**What is being asked**
Output the entries verbatim, including every line.

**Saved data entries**
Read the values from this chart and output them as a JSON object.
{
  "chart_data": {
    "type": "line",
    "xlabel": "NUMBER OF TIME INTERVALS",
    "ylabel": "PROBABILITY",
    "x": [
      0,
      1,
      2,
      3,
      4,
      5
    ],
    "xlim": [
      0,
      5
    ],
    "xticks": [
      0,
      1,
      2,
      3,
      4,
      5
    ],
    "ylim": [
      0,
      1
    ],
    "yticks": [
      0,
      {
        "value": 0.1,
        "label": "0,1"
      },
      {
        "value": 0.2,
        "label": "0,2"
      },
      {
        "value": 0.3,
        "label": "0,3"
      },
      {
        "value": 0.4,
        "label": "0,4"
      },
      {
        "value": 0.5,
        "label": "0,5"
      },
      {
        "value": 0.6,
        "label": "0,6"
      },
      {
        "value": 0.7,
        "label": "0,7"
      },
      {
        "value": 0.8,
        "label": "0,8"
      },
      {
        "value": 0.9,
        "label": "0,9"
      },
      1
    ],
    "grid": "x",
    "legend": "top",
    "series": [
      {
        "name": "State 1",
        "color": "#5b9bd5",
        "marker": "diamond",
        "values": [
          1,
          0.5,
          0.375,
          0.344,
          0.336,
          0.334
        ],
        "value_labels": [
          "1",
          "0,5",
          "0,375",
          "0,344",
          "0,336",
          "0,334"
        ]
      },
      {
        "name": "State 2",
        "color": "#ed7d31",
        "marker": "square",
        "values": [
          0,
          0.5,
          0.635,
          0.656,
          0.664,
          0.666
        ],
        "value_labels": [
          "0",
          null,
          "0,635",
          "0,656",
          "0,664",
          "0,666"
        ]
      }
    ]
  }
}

**The completed task**
Read the values from this chart and output them as a JSON object.
{
  "chart_data": {
    "type": "line",
    "xlabel": "NUMBER OF TIME INTERVALS",
    "ylabel": "PROBABILITY",
    "x": [
      0,
      1,
      2,
      3,
      4,
      5
    ],
    "xlim": [
      0,
      5
    ],
    "xticks": [
      0,
      1,
      2,
      3,
      4,
      5
    ],
    "ylim": [
      0,
      1
    ],
    "yticks": [
      0,
      {
        "value": 0.1,
        "label": "0,1"
      },
      {
        "value": 0.2,
        "label": "0,2"
      },
      {
        "value": 0.3,
        "label": "0,3"
      },
      {
        "value": 0.4,
        "label": "0,4"
      },
      {
        "value": 0.5,
        "label": "0,5"
      },
      {
        "value": 0.6,
        "label": "0,6"
      },
      {
        "value": 0.7,
        "label": "0,7"
      },
      {
        "value": 0.8,
        "label": "0,8"
      },
      {
        "value": 0.9,
        "label": "0,9"
      },
      1
    ],
    "grid": "x",
    "legend": "top",
    "series": [
      {
        "name": "State 1",
        "color": "#5b9bd5",
        "marker": "diamond",
        "values": [
          1,
          0.5,
          0.375,
          0.344,
          0.336,
          0.334
        ],
        "value_labels": [
          "1",
          "0,5",
          "0,375",
          "0,344",
          "0,336",
          "0,334"
        ]
      },
      {
        "name": "State 2",
        "color": "#ed7d31",
        "marker": "square",
        "values": [
          0,
          0.5,
          0.635,
          0.656,
          0.664,
          0.666
        ],
        "value_labels": [
          "0",
          null,
          "0,635",
          "0,656",
          "0,664",
          "0,666"
        ]
      }
    ]
  }
}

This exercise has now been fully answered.